*EXTRAIT*.
La récente multiplication des caméras aquatiques fait que chacun d’entre nous peut se filmer ou capturer la vague magique d’un camarade de session. Les plus doués verront grâce à un bon montage et un choix musical judicieux leurs efforts récompensés par une vidéo souvenir de qualitée. Ainsi les sites tels que Youtube et autres s’enrichissent chaque jour de tels films relatant tout un trip ou une plus simple session. Notre forum héberge d’ailleurs de plus en plus ce genre de vidéos qui met en images notre sens du partage d’une même passion. Mais ne nous trompons pas, lorsque on s’attaque au film professionnel de surf nous basculons dans un tout autre univers. L’approximation n’est plus de mise et l’attente du public doit être, que ce soit en qualité d’image, de vagues et bien sûr de surfers, comblée et ce sur toute la longueur du film. Aujourd’hui nous vous proposons une rencontre avec Lionel Sarran qui au fil des années et de travail a su se faire un nom dans le monde du surf et en particulier dans celui plus spécifique et méconnu qu’est le film de surf.
Surfrepotes: Pour commencer je te propose une présentation rapide.

*Données de position des éléments*.

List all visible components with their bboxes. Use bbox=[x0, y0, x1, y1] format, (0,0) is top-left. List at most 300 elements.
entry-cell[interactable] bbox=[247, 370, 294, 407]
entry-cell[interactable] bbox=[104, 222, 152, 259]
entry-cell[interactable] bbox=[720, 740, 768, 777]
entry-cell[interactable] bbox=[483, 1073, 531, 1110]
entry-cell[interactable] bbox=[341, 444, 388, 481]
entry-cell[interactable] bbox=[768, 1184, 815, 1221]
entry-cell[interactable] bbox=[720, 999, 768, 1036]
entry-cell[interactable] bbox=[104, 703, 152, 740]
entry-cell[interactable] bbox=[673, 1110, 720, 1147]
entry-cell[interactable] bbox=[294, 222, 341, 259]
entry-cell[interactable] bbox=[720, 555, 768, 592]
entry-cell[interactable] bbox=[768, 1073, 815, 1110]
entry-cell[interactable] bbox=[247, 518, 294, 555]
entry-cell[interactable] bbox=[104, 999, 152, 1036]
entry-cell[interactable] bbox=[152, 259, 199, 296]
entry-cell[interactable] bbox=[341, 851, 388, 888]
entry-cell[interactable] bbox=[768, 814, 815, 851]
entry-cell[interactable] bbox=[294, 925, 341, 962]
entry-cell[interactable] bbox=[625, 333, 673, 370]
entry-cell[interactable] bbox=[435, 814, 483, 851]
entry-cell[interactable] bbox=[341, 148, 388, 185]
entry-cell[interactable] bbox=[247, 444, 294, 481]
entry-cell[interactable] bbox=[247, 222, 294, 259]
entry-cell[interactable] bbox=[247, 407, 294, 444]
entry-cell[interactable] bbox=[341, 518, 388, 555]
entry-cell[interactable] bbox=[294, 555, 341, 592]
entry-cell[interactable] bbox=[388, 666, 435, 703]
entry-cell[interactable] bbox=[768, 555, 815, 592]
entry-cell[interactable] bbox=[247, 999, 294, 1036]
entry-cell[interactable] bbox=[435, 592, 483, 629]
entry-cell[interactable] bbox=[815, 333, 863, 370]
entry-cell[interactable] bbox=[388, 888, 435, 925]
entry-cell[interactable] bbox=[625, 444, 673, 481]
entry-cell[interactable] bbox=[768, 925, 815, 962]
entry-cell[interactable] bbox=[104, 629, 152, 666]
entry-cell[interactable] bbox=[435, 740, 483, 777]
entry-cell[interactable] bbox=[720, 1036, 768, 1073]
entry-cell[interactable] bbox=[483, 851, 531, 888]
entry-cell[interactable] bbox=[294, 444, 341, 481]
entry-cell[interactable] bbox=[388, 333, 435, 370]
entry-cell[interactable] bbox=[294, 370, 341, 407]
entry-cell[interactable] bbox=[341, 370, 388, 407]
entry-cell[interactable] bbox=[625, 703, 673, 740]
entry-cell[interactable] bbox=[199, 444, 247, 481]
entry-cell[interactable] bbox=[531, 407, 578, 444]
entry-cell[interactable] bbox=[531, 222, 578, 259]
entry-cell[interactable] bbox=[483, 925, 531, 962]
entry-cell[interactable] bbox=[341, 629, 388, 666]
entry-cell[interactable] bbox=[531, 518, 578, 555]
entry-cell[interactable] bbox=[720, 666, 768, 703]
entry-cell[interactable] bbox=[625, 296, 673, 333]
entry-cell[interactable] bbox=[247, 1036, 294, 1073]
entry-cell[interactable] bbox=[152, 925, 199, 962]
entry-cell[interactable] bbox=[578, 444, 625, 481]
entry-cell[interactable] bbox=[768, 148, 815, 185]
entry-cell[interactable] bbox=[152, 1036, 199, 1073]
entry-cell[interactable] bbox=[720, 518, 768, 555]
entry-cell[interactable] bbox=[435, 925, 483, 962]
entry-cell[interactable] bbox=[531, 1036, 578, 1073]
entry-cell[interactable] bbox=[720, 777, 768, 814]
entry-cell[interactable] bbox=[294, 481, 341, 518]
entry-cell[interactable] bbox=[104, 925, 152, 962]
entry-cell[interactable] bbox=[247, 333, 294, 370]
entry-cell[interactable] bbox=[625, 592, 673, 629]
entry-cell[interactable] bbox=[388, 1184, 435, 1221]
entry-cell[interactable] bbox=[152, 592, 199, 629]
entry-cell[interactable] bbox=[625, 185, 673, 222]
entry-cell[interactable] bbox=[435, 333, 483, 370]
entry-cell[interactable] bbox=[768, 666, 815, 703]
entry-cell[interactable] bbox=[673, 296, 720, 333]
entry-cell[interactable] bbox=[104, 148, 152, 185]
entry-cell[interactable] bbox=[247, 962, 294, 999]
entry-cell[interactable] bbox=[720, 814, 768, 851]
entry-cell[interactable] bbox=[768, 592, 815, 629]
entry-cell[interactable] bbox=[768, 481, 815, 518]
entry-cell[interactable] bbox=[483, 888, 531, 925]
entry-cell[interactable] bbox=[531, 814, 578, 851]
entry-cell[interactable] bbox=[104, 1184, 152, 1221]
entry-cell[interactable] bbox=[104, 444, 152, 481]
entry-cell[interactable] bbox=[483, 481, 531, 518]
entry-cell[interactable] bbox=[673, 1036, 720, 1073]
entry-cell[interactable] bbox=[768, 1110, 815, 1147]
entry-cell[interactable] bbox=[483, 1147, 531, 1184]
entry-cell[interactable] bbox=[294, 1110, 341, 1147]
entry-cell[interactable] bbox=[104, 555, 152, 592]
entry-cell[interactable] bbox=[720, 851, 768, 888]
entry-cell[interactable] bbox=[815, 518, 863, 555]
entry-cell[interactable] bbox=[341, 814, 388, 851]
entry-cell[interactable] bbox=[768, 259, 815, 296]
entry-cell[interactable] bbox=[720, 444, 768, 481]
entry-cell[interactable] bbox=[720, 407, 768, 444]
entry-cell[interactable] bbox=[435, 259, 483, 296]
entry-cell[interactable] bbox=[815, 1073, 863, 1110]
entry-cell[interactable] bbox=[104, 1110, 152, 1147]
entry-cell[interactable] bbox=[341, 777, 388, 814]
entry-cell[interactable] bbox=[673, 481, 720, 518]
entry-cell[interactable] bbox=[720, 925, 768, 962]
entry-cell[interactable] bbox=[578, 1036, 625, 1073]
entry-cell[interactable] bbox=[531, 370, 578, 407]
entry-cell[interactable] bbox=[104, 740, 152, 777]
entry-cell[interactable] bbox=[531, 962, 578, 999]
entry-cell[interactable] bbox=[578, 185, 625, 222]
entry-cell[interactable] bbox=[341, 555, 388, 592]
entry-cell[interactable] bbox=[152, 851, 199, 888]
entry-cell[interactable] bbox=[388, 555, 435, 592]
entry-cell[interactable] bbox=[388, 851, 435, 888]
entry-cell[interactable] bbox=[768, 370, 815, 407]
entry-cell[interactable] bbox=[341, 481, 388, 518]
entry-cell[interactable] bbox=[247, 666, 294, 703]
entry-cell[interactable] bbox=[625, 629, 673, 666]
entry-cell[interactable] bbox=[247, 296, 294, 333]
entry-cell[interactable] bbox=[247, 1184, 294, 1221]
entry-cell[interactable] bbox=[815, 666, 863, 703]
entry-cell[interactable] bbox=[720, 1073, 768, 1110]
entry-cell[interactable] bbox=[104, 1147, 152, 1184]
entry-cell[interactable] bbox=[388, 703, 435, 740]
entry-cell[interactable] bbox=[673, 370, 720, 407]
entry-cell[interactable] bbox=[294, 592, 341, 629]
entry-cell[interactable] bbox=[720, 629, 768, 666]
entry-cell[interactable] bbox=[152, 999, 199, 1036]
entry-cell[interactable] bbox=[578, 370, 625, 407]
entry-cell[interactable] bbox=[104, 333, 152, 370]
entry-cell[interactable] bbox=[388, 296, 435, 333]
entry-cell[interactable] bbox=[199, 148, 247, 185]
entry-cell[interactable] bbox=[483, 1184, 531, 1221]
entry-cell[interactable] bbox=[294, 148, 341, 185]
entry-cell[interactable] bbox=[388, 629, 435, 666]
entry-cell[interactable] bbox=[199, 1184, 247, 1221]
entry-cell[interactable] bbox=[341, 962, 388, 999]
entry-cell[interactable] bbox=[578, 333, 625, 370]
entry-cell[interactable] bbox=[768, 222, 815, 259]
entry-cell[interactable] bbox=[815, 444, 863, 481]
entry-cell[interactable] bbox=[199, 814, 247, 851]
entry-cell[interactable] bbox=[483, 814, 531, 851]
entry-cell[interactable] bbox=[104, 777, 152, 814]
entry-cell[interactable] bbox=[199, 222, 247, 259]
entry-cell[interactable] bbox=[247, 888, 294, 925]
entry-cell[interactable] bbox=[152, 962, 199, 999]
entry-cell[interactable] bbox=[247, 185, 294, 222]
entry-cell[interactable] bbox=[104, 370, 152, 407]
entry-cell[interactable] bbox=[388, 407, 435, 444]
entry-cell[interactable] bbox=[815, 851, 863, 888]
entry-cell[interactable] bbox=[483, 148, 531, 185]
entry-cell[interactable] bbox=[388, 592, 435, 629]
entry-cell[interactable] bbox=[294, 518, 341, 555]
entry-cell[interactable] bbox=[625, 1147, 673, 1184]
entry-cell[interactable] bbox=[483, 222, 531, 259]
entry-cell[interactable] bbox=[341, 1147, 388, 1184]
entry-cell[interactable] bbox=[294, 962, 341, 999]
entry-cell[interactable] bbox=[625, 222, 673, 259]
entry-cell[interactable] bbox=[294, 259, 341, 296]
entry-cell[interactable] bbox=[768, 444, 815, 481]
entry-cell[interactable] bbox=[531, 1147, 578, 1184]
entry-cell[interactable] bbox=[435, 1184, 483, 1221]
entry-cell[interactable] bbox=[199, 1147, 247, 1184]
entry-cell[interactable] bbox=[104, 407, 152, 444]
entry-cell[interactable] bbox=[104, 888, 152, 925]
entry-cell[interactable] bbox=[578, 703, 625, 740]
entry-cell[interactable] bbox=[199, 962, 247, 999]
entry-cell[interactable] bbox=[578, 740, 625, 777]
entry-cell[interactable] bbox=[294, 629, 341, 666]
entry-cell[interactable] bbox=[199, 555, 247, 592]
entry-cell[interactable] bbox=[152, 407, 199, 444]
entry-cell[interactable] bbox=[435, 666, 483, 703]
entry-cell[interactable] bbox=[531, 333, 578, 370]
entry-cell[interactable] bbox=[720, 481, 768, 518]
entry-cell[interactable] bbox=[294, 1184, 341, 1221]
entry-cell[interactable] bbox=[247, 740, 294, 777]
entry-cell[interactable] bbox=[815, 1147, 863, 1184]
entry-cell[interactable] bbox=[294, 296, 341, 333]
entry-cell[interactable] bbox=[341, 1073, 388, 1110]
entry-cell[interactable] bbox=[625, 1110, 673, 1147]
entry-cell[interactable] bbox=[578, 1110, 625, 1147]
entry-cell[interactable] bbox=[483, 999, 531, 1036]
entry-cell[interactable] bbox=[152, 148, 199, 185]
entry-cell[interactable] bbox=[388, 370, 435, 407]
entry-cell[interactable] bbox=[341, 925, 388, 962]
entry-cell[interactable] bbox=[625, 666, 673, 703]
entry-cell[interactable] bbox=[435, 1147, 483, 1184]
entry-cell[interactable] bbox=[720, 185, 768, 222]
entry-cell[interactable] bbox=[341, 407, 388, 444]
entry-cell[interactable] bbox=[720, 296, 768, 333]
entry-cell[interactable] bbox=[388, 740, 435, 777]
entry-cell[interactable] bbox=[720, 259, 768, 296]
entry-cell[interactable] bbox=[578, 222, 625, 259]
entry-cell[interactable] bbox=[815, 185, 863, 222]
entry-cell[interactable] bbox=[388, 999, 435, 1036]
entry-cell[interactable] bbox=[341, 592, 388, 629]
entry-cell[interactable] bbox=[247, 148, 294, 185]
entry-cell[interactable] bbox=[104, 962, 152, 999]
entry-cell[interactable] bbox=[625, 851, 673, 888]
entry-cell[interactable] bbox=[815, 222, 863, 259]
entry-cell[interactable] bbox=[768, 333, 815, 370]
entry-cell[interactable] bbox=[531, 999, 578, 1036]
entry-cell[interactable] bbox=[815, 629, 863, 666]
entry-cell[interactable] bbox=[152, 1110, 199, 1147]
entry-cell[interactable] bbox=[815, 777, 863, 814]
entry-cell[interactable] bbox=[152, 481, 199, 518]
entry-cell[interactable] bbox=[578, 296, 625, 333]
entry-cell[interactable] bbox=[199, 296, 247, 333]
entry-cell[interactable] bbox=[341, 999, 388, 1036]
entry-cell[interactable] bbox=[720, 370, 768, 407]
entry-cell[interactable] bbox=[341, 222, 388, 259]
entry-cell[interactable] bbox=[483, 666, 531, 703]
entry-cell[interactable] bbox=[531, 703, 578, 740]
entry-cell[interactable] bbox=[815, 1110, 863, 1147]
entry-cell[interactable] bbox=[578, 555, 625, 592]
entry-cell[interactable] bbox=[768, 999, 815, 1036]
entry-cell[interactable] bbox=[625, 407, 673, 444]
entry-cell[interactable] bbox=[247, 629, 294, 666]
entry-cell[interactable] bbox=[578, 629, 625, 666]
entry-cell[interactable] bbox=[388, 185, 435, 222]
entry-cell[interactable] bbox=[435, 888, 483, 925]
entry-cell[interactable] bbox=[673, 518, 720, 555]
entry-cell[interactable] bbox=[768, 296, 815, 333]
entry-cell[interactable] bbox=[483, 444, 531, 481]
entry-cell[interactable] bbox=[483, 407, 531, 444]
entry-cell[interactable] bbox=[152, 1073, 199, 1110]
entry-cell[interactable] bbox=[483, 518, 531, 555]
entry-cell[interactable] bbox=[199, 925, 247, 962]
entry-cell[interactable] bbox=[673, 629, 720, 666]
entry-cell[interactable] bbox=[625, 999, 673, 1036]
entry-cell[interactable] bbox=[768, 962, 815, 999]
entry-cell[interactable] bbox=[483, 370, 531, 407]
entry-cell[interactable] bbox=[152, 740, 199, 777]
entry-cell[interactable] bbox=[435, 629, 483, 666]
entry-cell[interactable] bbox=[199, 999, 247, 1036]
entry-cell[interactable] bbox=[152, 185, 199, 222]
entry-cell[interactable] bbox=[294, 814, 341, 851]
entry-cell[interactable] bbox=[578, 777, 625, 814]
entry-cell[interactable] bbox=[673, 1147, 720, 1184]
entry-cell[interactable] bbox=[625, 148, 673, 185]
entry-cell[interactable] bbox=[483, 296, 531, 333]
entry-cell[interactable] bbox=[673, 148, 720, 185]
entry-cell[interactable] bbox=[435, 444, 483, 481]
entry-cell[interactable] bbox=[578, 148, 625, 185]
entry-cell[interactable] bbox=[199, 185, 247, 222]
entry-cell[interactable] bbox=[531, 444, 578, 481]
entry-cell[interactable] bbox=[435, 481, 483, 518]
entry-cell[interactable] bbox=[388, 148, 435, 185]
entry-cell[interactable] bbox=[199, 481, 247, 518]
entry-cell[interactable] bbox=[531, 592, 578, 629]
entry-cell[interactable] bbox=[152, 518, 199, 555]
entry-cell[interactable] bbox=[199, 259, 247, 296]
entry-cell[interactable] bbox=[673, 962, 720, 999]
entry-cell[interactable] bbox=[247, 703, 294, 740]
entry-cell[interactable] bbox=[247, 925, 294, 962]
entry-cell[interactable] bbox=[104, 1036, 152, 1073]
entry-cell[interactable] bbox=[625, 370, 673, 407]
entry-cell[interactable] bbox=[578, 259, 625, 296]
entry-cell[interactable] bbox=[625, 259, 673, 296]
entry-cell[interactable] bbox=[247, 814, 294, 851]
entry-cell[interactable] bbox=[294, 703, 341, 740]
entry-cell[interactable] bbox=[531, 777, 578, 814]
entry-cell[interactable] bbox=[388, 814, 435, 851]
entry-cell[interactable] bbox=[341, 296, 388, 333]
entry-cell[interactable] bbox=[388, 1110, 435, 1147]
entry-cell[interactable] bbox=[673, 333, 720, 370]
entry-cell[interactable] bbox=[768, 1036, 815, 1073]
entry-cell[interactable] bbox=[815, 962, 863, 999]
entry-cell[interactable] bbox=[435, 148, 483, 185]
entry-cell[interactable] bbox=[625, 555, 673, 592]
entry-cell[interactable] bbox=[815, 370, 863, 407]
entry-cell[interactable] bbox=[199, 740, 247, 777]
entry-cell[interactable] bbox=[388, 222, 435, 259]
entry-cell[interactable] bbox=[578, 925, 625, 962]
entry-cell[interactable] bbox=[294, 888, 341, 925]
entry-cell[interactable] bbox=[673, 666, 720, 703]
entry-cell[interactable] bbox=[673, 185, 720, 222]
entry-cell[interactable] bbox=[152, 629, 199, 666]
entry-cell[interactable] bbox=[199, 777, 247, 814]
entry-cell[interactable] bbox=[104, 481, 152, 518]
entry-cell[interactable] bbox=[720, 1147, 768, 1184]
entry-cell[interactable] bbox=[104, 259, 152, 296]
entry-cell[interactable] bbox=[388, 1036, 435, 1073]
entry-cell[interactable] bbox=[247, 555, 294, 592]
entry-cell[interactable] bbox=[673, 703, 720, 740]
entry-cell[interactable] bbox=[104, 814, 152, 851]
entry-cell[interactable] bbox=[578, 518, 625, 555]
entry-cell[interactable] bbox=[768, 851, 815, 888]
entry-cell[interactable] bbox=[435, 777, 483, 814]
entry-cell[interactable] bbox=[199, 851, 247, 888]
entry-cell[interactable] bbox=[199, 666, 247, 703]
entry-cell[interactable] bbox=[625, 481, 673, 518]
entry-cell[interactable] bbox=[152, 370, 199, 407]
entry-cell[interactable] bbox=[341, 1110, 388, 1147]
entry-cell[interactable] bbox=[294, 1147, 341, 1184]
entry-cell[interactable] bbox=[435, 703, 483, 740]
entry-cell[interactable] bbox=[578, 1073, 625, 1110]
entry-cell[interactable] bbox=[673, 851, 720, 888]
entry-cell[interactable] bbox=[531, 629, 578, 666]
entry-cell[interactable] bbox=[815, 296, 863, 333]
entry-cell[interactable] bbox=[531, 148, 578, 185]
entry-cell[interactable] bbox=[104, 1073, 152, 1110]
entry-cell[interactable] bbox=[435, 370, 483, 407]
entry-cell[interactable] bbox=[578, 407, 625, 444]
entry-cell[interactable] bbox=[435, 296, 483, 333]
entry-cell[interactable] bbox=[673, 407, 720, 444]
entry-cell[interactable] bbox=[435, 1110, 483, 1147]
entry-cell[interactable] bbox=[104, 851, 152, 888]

*CONSIGNE*. Recopiez intégralement l'extrait sur les films de surf, sans rien y changer.

*SOLUTION*.
La récente multiplication des caméras aquatiques fait que chacun d’entre nous peut se filmer ou capturer la vague magique d’un camarade de session. Les plus doués verront grâce à un bon montage et un choix musical judicieux leurs efforts récompensés par une vidéo souvenir de qualitée. Ainsi les sites tels que Youtube et autres s’enrichissent chaque jour de tels films relatant tout un trip ou une plus simple session. Notre forum héberge d’ailleurs de plus en plus ce genre de vidéos qui met en images notre sens du partage d’une même passion. Mais ne nous trompons pas, lorsque on s’attaque au film professionnel de surf nous basculons dans un tout autre univers. L’approximation n’est plus de mise et l’attente du public doit être, que ce soit en qualité d’image, de vagues et bien sûr de surfers, comblée et ce sur toute la longueur du film. Aujourd’hui nous vous proposons une rencontre avec Lionel Sarran qui au fil des années et de travail a su se faire un nom dans le monde du surf et en particulier dans celui plus spécifique et méconnu qu’est le film de surf.
Surfrepotes: Pour commencer je te propose une présentation rapide.